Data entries
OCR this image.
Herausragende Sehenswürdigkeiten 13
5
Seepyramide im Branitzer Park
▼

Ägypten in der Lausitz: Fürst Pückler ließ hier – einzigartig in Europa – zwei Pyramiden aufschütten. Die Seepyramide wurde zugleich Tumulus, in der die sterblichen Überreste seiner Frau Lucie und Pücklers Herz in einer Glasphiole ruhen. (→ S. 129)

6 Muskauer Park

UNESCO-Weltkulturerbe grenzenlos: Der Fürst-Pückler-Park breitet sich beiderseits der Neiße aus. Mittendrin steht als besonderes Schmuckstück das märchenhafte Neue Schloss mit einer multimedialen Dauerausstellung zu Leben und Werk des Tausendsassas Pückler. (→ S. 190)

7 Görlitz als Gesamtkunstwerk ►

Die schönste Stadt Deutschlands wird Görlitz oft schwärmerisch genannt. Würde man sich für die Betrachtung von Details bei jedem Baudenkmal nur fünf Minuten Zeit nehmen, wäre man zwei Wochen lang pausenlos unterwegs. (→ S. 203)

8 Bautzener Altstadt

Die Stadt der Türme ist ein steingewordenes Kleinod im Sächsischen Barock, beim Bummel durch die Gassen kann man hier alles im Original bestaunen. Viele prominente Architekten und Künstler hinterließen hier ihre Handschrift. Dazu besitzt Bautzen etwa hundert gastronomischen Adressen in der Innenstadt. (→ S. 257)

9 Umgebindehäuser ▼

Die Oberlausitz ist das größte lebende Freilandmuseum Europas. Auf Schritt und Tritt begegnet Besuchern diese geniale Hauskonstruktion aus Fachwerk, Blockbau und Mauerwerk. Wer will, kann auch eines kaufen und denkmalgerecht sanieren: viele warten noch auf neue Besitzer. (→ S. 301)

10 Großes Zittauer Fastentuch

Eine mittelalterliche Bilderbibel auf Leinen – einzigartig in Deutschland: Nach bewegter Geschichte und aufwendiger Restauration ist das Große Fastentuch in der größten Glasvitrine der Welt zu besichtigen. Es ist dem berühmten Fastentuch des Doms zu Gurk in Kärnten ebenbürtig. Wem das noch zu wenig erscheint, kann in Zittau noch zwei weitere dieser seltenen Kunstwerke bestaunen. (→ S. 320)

> **Written task**: Write out all the records above again, exactly as they stand.

> **The result**:
OCR this image.
Herausragende Sehenswürdigkeiten 13
5
Seepyramide im Branitzer Park
▼

Ägypten in der Lausitz: Fürst Pückler ließ hier – einzigartig in Europa – zwei Pyramiden aufschütten. Die Seepyramide wurde zugleich Tumulus, in der die sterblichen Überreste seiner Frau Lucie und Pücklers Herz in einer Glasphiole ruhen. (→ S. 129)

6 Muskauer Park

UNESCO-Weltkulturerbe grenzenlos: Der Fürst-Pückler-Park breitet sich beiderseits der Neiße aus. Mittendrin steht als besonderes Schmuckstück das märchenhafte Neue Schloss mit einer multimedialen Dauerausstellung zu Leben und Werk des Tausendsassas Pückler. (→ S. 190)

7 Görlitz als Gesamtkunstwerk ►

Die schönste Stadt Deutschlands wird Görlitz oft schwärmerisch genannt. Würde man sich für die Betrachtung von Details bei jedem Baudenkmal nur fünf Minuten Zeit nehmen, wäre man zwei Wochen lang pausenlos unterwegs. (→ S. 203)

8 Bautzener Altstadt

Die Stadt der Türme ist ein steingewordenes Kleinod im Sächsischen Barock, beim Bummel durch die Gassen kann man hier alles im Original bestaunen. Viele prominente Architekten und Künstler hinterließen hier ihre Handschrift. Dazu besitzt Bautzen etwa hundert gastronomischen Adressen in der Innenstadt. (→ S. 257)

9 Umgebindehäuser ▼

Die Oberlausitz ist das größte lebende Freilandmuseum Europas. Auf Schritt und Tritt begegnet Besuchern diese geniale Hauskonstruktion aus Fachwerk, Blockbau und Mauerwerk. Wer will, kann auch eines kaufen und denkmalgerecht sanieren: viele warten noch auf neue Besitzer. (→ S. 301)

10 Großes Zittauer Fastentuch

Eine mittelalterliche Bilderbibel auf Leinen – einzigartig in Deutschland: Nach bewegter Geschichte und aufwendiger Restauration ist das Große Fastentuch in der größten Glasvitrine der Welt zu besichtigen. Es ist dem berühmten Fastentuch des Doms zu Gurk in Kärnten ebenbürtig. Wem das noch zu wenig erscheint, kann in Zittau noch zwei weitere dieser seltenen Kunstwerke bestaunen. (→ S. 320)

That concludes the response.